___ Supplied data ___
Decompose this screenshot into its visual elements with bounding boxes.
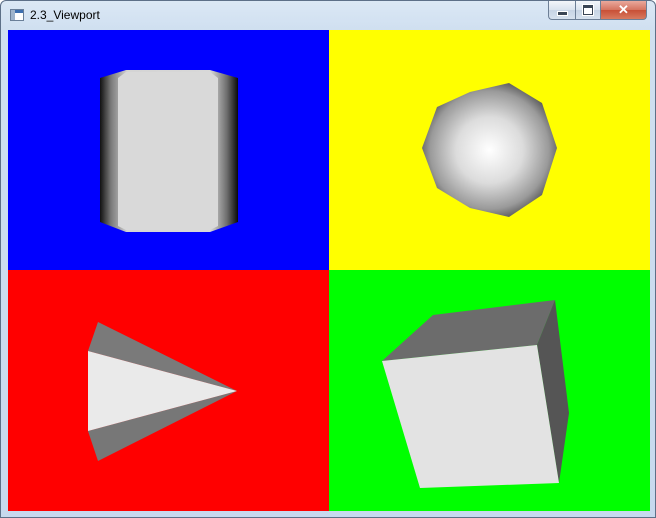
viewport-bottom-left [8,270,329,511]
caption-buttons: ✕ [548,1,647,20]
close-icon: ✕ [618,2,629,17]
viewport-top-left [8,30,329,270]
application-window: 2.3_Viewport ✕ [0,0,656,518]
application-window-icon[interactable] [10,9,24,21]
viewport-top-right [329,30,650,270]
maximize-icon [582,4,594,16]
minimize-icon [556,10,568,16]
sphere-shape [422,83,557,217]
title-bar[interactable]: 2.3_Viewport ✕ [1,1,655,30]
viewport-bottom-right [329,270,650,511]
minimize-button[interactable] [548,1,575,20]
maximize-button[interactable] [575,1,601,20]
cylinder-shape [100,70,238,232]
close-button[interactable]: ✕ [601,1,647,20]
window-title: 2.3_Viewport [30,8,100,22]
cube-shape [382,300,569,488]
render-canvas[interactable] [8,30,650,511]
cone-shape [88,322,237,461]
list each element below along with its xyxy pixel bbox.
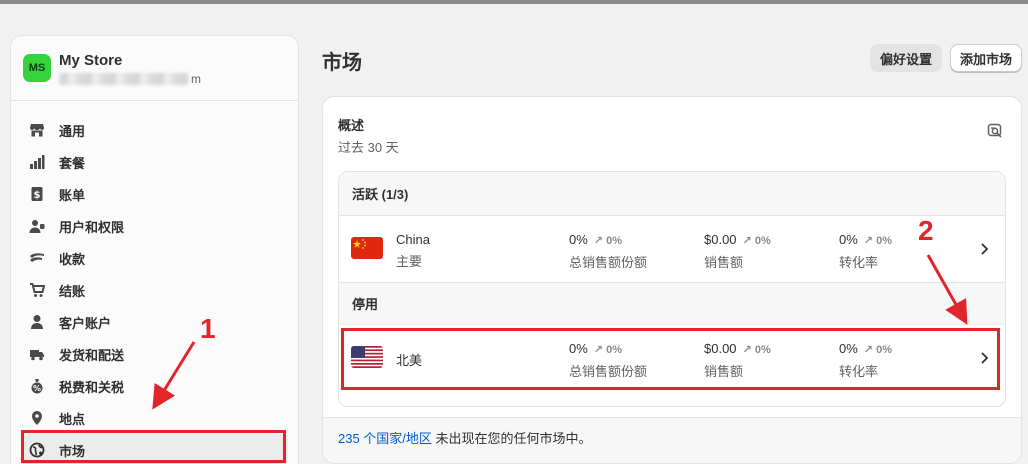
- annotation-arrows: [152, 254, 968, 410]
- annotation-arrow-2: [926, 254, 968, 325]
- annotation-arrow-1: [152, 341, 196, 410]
___
___ Supplied data ___
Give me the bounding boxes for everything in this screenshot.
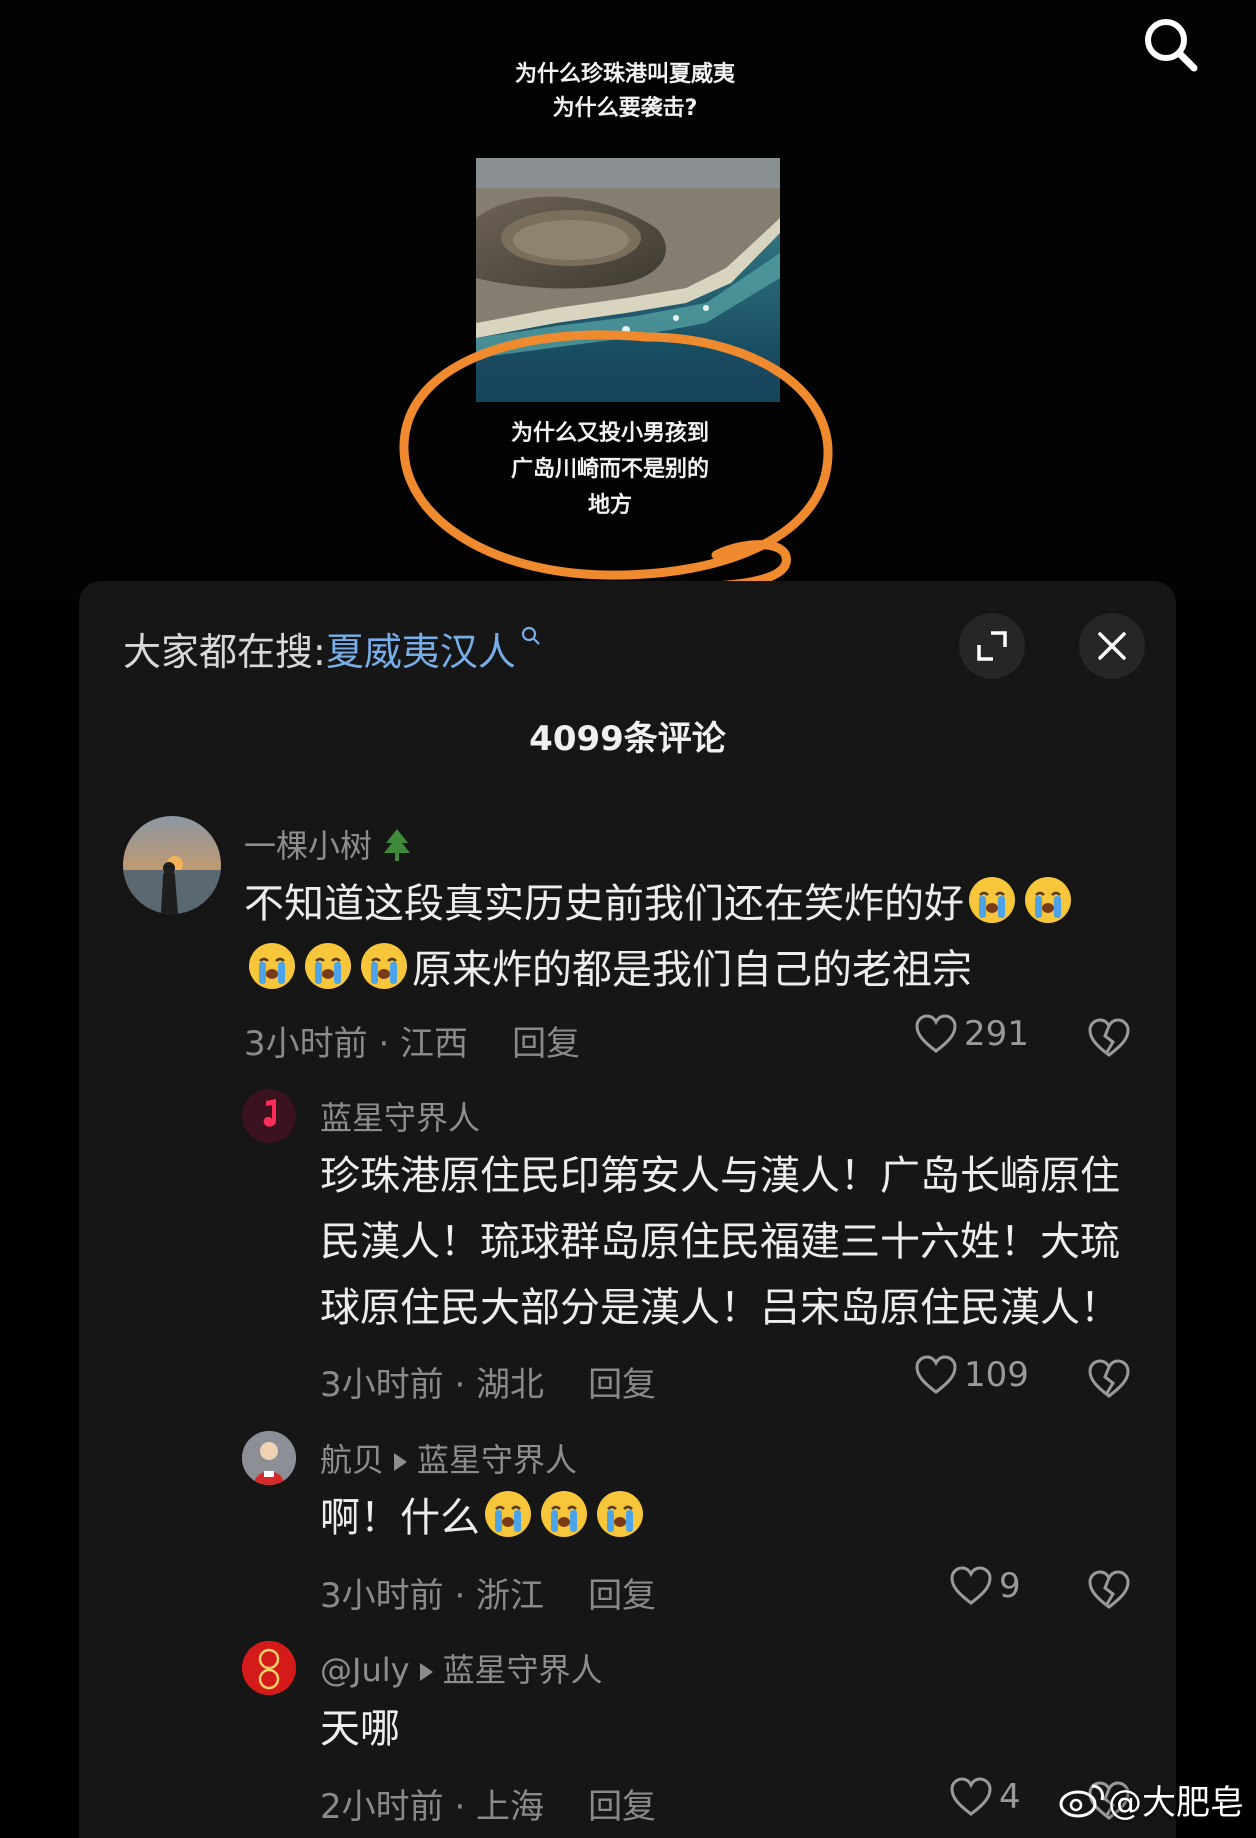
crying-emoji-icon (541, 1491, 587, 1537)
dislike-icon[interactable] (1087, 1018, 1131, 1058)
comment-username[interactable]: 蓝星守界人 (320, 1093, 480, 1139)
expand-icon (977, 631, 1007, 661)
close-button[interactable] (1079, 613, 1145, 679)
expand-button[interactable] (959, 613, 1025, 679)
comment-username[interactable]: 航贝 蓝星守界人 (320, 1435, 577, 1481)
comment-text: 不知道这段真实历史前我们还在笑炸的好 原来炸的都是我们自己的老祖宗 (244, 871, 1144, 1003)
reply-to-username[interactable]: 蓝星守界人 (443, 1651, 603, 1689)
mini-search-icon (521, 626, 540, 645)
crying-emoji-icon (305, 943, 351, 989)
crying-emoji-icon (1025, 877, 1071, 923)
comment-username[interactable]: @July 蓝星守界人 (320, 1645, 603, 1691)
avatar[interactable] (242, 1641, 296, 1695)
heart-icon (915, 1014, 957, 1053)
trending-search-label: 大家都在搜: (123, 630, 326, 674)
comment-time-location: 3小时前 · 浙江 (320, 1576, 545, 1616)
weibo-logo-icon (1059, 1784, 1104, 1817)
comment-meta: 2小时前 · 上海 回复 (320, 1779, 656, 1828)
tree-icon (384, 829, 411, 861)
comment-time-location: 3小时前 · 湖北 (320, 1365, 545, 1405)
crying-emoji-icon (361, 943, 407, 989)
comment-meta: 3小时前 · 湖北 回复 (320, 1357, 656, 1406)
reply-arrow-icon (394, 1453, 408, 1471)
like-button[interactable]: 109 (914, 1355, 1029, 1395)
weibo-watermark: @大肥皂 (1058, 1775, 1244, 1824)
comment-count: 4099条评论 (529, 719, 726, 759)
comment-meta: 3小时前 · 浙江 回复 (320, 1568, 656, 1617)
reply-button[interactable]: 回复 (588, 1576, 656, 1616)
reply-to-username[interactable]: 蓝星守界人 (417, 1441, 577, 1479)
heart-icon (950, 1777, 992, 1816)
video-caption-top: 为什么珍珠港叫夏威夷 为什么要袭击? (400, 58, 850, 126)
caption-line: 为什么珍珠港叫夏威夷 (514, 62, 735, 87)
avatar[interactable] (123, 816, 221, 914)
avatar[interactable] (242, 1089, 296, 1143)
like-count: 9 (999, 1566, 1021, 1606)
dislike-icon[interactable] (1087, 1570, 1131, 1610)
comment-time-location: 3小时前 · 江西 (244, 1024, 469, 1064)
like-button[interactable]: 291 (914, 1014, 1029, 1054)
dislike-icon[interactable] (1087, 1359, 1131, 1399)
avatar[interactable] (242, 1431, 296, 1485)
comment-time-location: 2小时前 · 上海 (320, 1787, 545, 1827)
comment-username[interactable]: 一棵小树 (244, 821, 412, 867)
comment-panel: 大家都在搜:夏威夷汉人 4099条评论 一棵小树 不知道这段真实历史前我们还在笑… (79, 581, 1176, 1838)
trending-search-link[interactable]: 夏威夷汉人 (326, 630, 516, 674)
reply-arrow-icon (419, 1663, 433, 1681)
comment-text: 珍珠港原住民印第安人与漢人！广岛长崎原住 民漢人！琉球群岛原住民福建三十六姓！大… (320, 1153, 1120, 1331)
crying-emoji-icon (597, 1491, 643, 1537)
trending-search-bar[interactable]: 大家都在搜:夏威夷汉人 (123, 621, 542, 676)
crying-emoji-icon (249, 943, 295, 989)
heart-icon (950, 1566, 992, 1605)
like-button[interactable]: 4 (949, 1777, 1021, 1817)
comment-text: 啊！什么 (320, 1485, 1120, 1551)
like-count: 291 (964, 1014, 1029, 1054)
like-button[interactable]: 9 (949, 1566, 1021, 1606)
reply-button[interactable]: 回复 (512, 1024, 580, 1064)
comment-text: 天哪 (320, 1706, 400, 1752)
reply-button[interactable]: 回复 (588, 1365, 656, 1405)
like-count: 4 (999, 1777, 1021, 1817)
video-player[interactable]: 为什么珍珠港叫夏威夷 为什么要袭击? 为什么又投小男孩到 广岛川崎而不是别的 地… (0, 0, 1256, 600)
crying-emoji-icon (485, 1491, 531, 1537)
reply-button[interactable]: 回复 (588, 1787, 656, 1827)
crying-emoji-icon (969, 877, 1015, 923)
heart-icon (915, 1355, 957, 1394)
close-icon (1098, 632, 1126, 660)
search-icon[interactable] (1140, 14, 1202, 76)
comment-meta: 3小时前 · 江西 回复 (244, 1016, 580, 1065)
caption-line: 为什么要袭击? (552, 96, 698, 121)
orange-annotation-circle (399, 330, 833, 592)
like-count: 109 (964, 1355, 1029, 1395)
___
___ Supplied data ___
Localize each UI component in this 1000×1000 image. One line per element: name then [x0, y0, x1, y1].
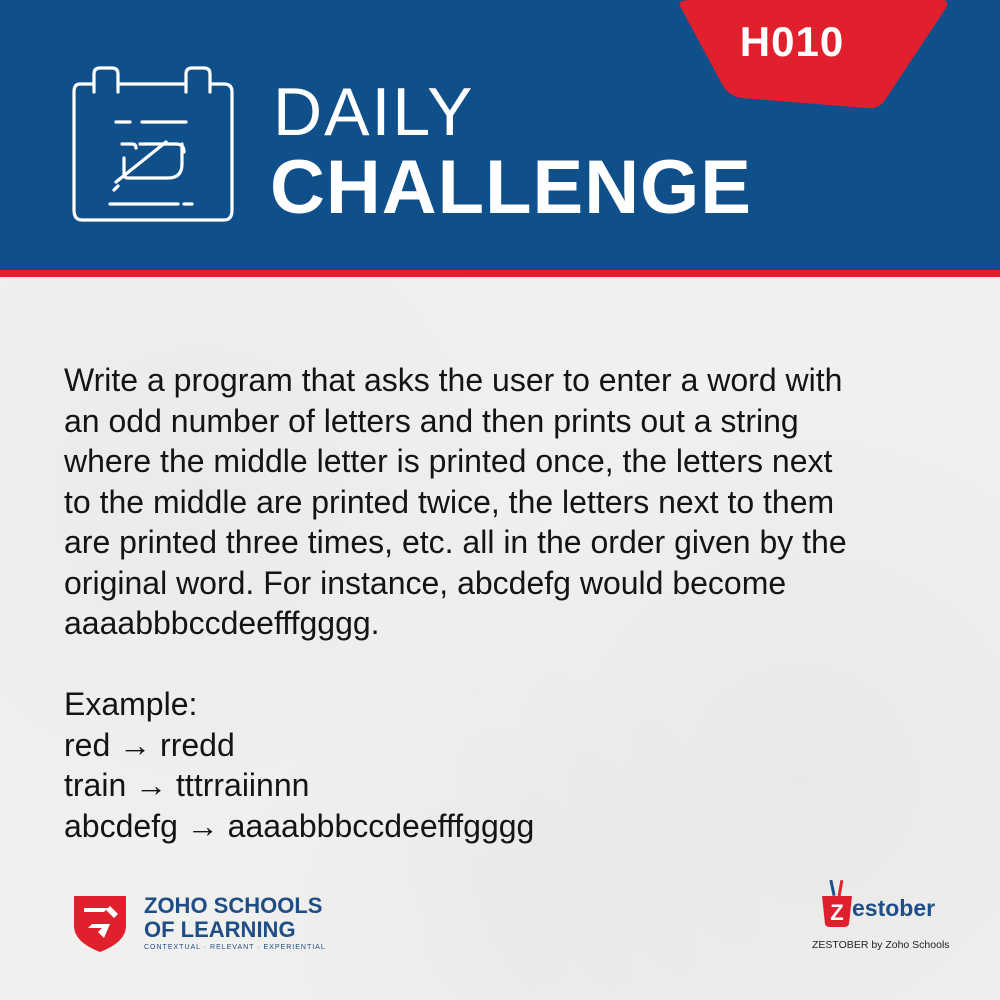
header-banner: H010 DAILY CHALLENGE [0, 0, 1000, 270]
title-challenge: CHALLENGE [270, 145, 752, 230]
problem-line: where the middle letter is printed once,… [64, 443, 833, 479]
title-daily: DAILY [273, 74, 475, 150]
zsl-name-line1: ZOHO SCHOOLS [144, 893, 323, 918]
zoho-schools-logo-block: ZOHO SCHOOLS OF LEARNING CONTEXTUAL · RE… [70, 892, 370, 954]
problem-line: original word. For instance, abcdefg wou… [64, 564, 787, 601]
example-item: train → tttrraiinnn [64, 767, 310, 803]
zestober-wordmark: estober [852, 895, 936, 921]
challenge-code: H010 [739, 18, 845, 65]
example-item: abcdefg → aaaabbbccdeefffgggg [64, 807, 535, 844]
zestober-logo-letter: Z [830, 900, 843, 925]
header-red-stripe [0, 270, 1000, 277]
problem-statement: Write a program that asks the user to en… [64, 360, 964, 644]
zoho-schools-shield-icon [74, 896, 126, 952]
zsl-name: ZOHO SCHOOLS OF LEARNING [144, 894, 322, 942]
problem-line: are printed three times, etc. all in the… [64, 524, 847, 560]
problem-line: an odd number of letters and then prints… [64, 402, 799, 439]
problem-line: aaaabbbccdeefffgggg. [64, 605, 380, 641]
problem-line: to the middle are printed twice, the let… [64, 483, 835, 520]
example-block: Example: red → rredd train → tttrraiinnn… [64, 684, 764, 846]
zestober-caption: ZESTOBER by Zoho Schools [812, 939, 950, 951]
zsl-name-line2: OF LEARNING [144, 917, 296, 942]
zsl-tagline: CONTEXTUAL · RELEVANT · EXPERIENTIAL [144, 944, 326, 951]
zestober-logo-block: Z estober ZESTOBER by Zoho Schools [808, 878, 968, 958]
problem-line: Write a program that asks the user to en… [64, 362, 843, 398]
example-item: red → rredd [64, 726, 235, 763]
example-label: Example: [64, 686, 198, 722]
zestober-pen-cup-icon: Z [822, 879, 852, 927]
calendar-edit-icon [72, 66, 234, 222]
___
Required work
Starting with the line that contains "- annotation-arrows: [152, 254, 968, 410]" and ending with the line that contains "- annotation-arrow-1: [152, 341, 196, 410]", write out those lines again with "annotation-arrows" changed to "callout-arrows". Leave everything else as it is, and give only those lines.

Solution for this exercise
- callout-arrows: [152, 254, 968, 410]
- annotation-arrow-2: [926, 254, 968, 325]
- annotation-arrow-1: [152, 341, 196, 410]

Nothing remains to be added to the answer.